**Stated goal**
From the records, pick out and copy each line containing "image".

━━━━━ Dataset records

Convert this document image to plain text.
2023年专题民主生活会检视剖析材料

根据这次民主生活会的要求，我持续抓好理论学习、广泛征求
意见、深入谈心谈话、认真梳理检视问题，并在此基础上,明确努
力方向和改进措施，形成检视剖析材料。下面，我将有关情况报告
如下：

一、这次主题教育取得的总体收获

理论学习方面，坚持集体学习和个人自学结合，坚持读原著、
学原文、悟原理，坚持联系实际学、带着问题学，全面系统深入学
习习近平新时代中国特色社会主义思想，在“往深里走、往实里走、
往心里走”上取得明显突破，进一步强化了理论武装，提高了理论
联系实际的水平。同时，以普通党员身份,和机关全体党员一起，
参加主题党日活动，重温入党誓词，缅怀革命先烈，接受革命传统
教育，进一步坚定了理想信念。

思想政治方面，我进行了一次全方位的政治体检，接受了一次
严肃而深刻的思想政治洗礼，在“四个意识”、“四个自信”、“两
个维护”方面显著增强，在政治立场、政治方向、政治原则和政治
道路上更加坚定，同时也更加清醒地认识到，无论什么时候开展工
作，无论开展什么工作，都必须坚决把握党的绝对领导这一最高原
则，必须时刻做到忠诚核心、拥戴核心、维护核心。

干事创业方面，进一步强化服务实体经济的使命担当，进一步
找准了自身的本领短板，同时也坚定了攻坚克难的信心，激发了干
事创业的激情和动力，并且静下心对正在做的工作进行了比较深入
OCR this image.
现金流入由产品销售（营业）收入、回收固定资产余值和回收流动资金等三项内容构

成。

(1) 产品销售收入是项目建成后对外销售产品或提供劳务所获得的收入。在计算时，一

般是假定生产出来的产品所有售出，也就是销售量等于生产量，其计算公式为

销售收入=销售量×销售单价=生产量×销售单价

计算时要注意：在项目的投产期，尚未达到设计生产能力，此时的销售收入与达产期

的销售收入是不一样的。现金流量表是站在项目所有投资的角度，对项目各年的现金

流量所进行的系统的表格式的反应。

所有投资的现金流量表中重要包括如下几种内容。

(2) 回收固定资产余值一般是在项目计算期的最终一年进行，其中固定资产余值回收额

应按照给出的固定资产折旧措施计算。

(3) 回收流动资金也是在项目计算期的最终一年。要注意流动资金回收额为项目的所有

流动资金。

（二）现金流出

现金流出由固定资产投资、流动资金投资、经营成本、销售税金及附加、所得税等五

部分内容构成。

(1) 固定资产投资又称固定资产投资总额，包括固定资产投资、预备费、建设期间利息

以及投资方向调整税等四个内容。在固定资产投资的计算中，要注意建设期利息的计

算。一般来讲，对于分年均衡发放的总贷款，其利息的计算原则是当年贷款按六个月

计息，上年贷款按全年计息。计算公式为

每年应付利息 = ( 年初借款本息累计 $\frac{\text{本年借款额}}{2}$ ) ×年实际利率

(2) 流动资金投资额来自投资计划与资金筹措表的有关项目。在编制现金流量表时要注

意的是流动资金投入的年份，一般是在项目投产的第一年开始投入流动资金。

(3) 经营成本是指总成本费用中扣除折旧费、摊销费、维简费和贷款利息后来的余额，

━━━━━━━━━━

**Result of this task**
Convert this document image to plain text.
OCR this image.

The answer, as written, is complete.